• Prompt
Omit the pictures and output every entry below exactly as written.

Entries from a dataset:
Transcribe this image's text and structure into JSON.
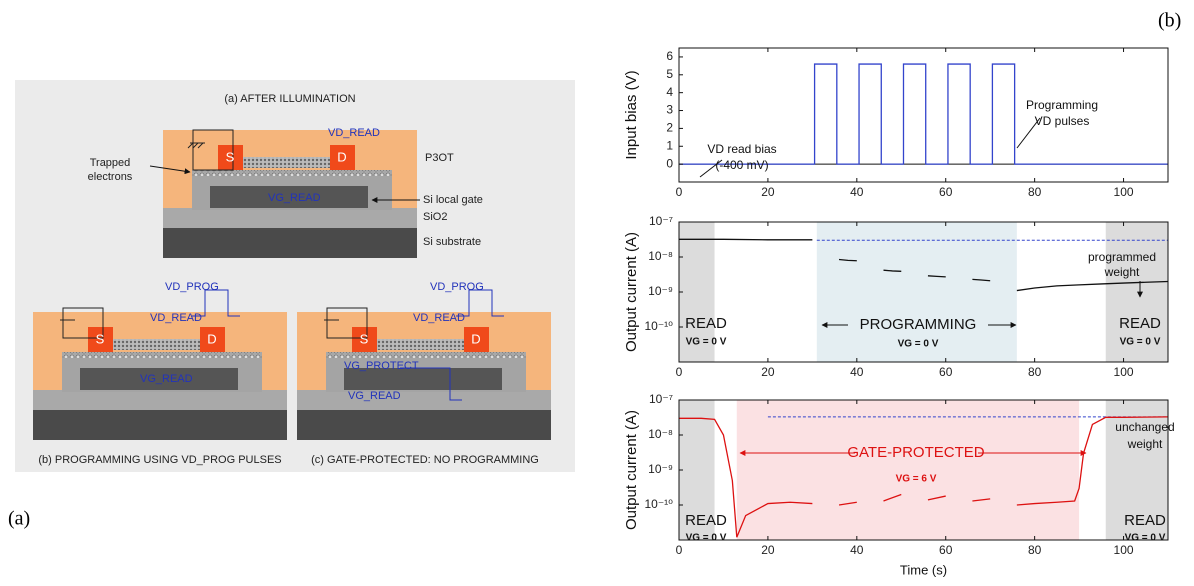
{
  "figure_labels": {
    "a": "(a)",
    "b": "(b)"
  },
  "diagram": {
    "panels": [
      {
        "caption": "(a) AFTER ILLUMINATION",
        "labels": [
          "VD_READ",
          "P3OT",
          "Trapped",
          "electrons",
          "Si local gate",
          "SiO2",
          "Si substrate",
          "VG_READ",
          "S",
          "D"
        ]
      },
      {
        "caption": "(b) PROGRAMMING USING VD_PROG PULSES",
        "labels": [
          "VD_PROG",
          "VD_READ",
          "VG_READ",
          "S",
          "D"
        ]
      },
      {
        "caption": "(c) GATE-PROTECTED: NO PROGRAMMING",
        "labels": [
          "VD_PROG",
          "VD_READ",
          "VG_PROTECT",
          "VG_READ",
          "S",
          "D"
        ]
      }
    ]
  },
  "chart_data": [
    {
      "type": "line",
      "ylabel": "Input bias (V)",
      "x": [
        0,
        30.5,
        30.5,
        35.5,
        35.5,
        40.5,
        40.5,
        45.5,
        45.5,
        50.5,
        50.5,
        55.5,
        55.5,
        60.5,
        60.5,
        65.5,
        65.5,
        70.5,
        70.5,
        75.5,
        75.5,
        110
      ],
      "series": [
        {
          "color": "#3344cc",
          "values": [
            0,
            0,
            5.6,
            5.6,
            0,
            0,
            5.6,
            5.6,
            0,
            0,
            5.6,
            5.6,
            0,
            0,
            5.6,
            5.6,
            0,
            0,
            5.6,
            5.6,
            0,
            0
          ]
        }
      ],
      "hline": 0,
      "xlim": [
        0,
        110
      ],
      "xticks": [
        0,
        20,
        40,
        60,
        80,
        100
      ],
      "ylim": [
        -1,
        6.5
      ],
      "yticks": [
        0,
        1,
        2,
        3,
        4,
        5,
        6
      ],
      "annotations": [
        "VD read bias",
        "(-400 mV)",
        "Programming",
        "VD pulses"
      ]
    },
    {
      "type": "line",
      "ylabel": "Output current (A)",
      "log_scale": true,
      "x": [
        0,
        10,
        20,
        30,
        31,
        36,
        38,
        40,
        41,
        46,
        48,
        50,
        51,
        56,
        58,
        60,
        61,
        66,
        68,
        70,
        71,
        76,
        80,
        85,
        90,
        95,
        100,
        105,
        110
      ],
      "series": [
        {
          "color": "#111111",
          "values": [
            3.2e-08,
            3.2e-08,
            3.1e-08,
            3.1e-08,
            null,
            8.5e-09,
            8e-09,
            7.8e-09,
            null,
            4.2e-09,
            4e-09,
            3.9e-09,
            null,
            2.9e-09,
            2.8e-09,
            2.7e-09,
            null,
            2.3e-09,
            2.2e-09,
            2.1e-09,
            null,
            1.1e-09,
            1.3e-09,
            1.5e-09,
            1.6e-09,
            1.7e-09,
            1.8e-09,
            1.9e-09,
            2e-09
          ]
        }
      ],
      "ref_line": {
        "value": 3e-08,
        "x0": 31,
        "x1": 110,
        "color": "#3344cc"
      },
      "regions": [
        {
          "x0": 0,
          "x1": 8,
          "color": "#dcdcdc"
        },
        {
          "x0": 31,
          "x1": 76,
          "color": "#e4eef2"
        },
        {
          "x0": 96,
          "x1": 110,
          "color": "#dcdcdc"
        }
      ],
      "xlim": [
        0,
        110
      ],
      "xticks": [
        0,
        20,
        40,
        60,
        80,
        100
      ],
      "ylim": [
        1e-11,
        1e-07
      ],
      "yticks": [
        {
          "value": 1e-07,
          "label": "10⁻⁷"
        },
        {
          "value": 1e-08,
          "label": "10⁻⁸"
        },
        {
          "value": 1e-09,
          "label": "10⁻⁹"
        },
        {
          "value": 1e-10,
          "label": "10⁻¹⁰"
        }
      ],
      "annotations": [
        "READ",
        "VG = 0 V",
        "PROGRAMMING",
        "VG = 0 V",
        "READ",
        "VG = 0 V",
        "programmed",
        "weight"
      ]
    },
    {
      "type": "line",
      "ylabel": "Output current (A)",
      "xlabel": "Time (s)",
      "log_scale": true,
      "x": [
        0,
        5,
        8,
        10,
        12,
        13,
        15,
        20,
        25,
        30,
        31,
        36,
        40,
        41,
        46,
        50,
        51,
        56,
        60,
        61,
        66,
        70,
        71,
        76,
        80,
        85,
        89,
        90,
        91,
        93,
        96,
        100,
        110
      ],
      "series": [
        {
          "color": "#dd1111",
          "values": [
            3e-08,
            3e-08,
            2.8e-08,
            1e-08,
            5e-10,
            1.2e-11,
            5e-11,
            1.1e-10,
            1.2e-10,
            1.1e-10,
            null,
            1e-10,
            1.2e-10,
            null,
            1.3e-10,
            2e-10,
            null,
            1.4e-10,
            1.8e-10,
            null,
            1.3e-10,
            1.5e-10,
            null,
            1e-10,
            1.1e-10,
            1.2e-10,
            1.3e-10,
            3e-10,
            3e-09,
            2e-08,
            3.2e-08,
            3.2e-08,
            3.3e-08
          ]
        }
      ],
      "ref_line": {
        "value": 3.3e-08,
        "x0": 20,
        "x1": 110,
        "color": "#3344cc"
      },
      "regions": [
        {
          "x0": 0,
          "x1": 8,
          "color": "#dcdcdc"
        },
        {
          "x0": 13,
          "x1": 90,
          "color": "#fbe1e3"
        },
        {
          "x0": 96,
          "x1": 110,
          "color": "#dcdcdc"
        }
      ],
      "xlim": [
        0,
        110
      ],
      "xticks": [
        0,
        20,
        40,
        60,
        80,
        100
      ],
      "ylim": [
        1e-11,
        1e-07
      ],
      "yticks": [
        {
          "value": 1e-07,
          "label": "10⁻⁷"
        },
        {
          "value": 1e-08,
          "label": "10⁻⁸"
        },
        {
          "value": 1e-09,
          "label": "10⁻⁹"
        },
        {
          "value": 1e-10,
          "label": "10⁻¹⁰"
        }
      ],
      "annotations": [
        "READ",
        "VG = 0 V",
        "GATE-PROTECTED",
        "VG = 6 V",
        "READ",
        "VG = 0 V",
        "unchanged",
        "weight"
      ]
    }
  ]
}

• Worked answer
Transcribe this image's text and structure into JSON.
{
  "figure_labels": {
    "a": "(a)",
    "b": "(b)"
  },
  "diagram": {
    "panels": [
      {
        "caption": "(a) AFTER ILLUMINATION",
        "labels": [
          "VD_READ",
          "P3OT",
          "Trapped",
          "electrons",
          "Si local gate",
          "SiO2",
          "Si substrate",
          "VG_READ",
          "S",
          "D"
        ]
      },
      {
        "caption": "(b) PROGRAMMING USING VD_PROG PULSES",
        "labels": [
          "VD_PROG",
          "VD_READ",
          "VG_READ",
          "S",
          "D"
        ]
      },
      {
        "caption": "(c) GATE-PROTECTED: NO PROGRAMMING",
        "labels": [
          "VD_PROG",
          "VD_READ",
          "VG_PROTECT",
          "VG_READ",
          "S",
          "D"
        ]
      }
    ]
  },
  "chart_data": [
    {
      "type": "line",
      "ylabel": "Input bias (V)",
      "x": [
        0,
        30.5,
        30.5,
        35.5,
        35.5,
        40.5,
        40.5,
        45.5,
        45.5,
        50.5,
        50.5,
        55.5,
        55.5,
        60.5,
        60.5,
        65.5,
        65.5,
        70.5,
        70.5,
        75.5,
        75.5,
        110
      ],
      "series": [
        {
          "color": "#3344cc",
          "values": [
            0,
            0,
            5.6,
            5.6,
            0,
            0,
            5.6,
            5.6,
            0,
            0,
            5.6,
            5.6,
            0,
            0,
            5.6,
            5.6,
            0,
            0,
            5.6,
            5.6,
            0,
            0
          ]
        }
      ],
      "hline": 0,
      "xlim": [
        0,
        110
      ],
      "xticks": [
        0,
        20,
        40,
        60,
        80,
        100
      ],
      "ylim": [
        -1,
        6.5
      ],
      "yticks": [
        0,
        1,
        2,
        3,
        4,
        5,
        6
      ],
      "annotations": [
        "VD read bias",
        "(-400 mV)",
        "Programming",
        "VD pulses"
      ]
    },
    {
      "type": "line",
      "ylabel": "Output current (A)",
      "log_scale": true,
      "x": [
        0,
        10,
        20,
        30,
        31,
        36,
        38,
        40,
        41,
        46,
        48,
        50,
        51,
        56,
        58,
        60,
        61,
        66,
        68,
        70,
        71,
        76,
        80,
        85,
        90,
        95,
        100,
        105,
        110
      ],
      "series": [
        {
          "color": "#111111",
          "values": [
            3.2e-08,
            3.2e-08,
            3.1e-08,
            3.1e-08,
            null,
            8.5e-09,
            8e-09,
            7.8e-09,
            null,
            4.2e-09,
            4e-09,
            3.9e-09,
            null,
            2.9e-09,
            2.8e-09,
            2.7e-09,
            null,
            2.3e-09,
            2.2e-09,
            2.1e-09,
            null,
            1.1e-09,
            1.3e-09,
            1.5e-09,
            1.6e-09,
            1.7e-09,
            1.8e-09,
            1.9e-09,
            2e-09
          ]
        }
      ],
      "ref_line": {
        "value": 3e-08,
        "x0": 31,
        "x1": 110,
        "color": "#3344cc"
      },
      "regions": [
        {
          "x0": 0,
          "x1": 8,
          "color": "#dcdcdc"
        },
        {
          "x0": 31,
          "x1": 76,
          "color": "#e4eef2"
        },
        {
          "x0": 96,
          "x1": 110,
          "color": "#dcdcdc"
        }
      ],
      "xlim": [
        0,
        110
      ],
      "xticks": [
        0,
        20,
        40,
        60,
        80,
        100
      ],
      "ylim": [
        1e-11,
        1e-07
      ],
      "yticks": [
        {
          "value": 1e-07,
          "label": "10⁻⁷"
        },
        {
          "value": 1e-08,
          "label": "10⁻⁸"
        },
        {
          "value": 1e-09,
          "label": "10⁻⁹"
        },
        {
          "value": 1e-10,
          "label": "10⁻¹⁰"
        }
      ],
      "annotations": [
        "READ",
        "VG = 0 V",
        "PROGRAMMING",
        "VG = 0 V",
        "READ",
        "VG = 0 V",
        "programmed",
        "weight"
      ]
    },
    {
      "type": "line",
      "ylabel": "Output current (A)",
      "xlabel": "Time (s)",
      "log_scale": true,
      "x": [
        0,
        5,
        8,
        10,
        12,
        13,
        15,
        20,
        25,
        30,
        31,
        36,
        40,
        41,
        46,
        50,
        51,
        56,
        60,
        61,
        66,
        70,
        71,
        76,
        80,
        85,
        89,
        90,
        91,
        93,
        96,
        100,
        110
      ],
      "series": [
        {
          "color": "#dd1111",
          "values": [
            3e-08,
            3e-08,
            2.8e-08,
            1e-08,
            5e-10,
            1.2e-11,
            5e-11,
            1.1e-10,
            1.2e-10,
            1.1e-10,
            null,
            1e-10,
            1.2e-10,
            null,
            1.3e-10,
            2e-10,
            null,
            1.4e-10,
            1.8e-10,
            null,
            1.3e-10,
            1.5e-10,
            null,
            1e-10,
            1.1e-10,
            1.2e-10,
            1.3e-10,
            3e-10,
            3e-09,
            2e-08,
            3.2e-08,
            3.2e-08,
            3.3e-08
          ]
        }
      ],
      "ref_line": {
        "value": 3.3e-08,
        "x0": 20,
        "x1": 110,
        "color": "#3344cc"
      },
      "regions": [
        {
          "x0": 0,
          "x1": 8,
          "color": "#dcdcdc"
        },
        {
          "x0": 13,
          "x1": 90,
          "color": "#fbe1e3"
        },
        {
          "x0": 96,
          "x1": 110,
          "color": "#dcdcdc"
        }
      ],
      "xlim": [
        0,
        110
      ],
      "xticks": [
        0,
        20,
        40,
        60,
        80,
        100
      ],
      "ylim": [
        1e-11,
        1e-07
      ],
      "yticks": [
        {
          "value": 1e-07,
          "label": "10⁻⁷"
        },
        {
          "value": 1e-08,
          "label": "10⁻⁸"
        },
        {
          "value": 1e-09,
          "label": "10⁻⁹"
        },
        {
          "value": 1e-10,
          "label": "10⁻¹⁰"
        }
      ],
      "annotations": [
        "READ",
        "VG = 0 V",
        "GATE-PROTECTED",
        "VG = 6 V",
        "READ",
        "VG = 0 V",
        "unchanged",
        "weight"
      ]
    }
  ]
}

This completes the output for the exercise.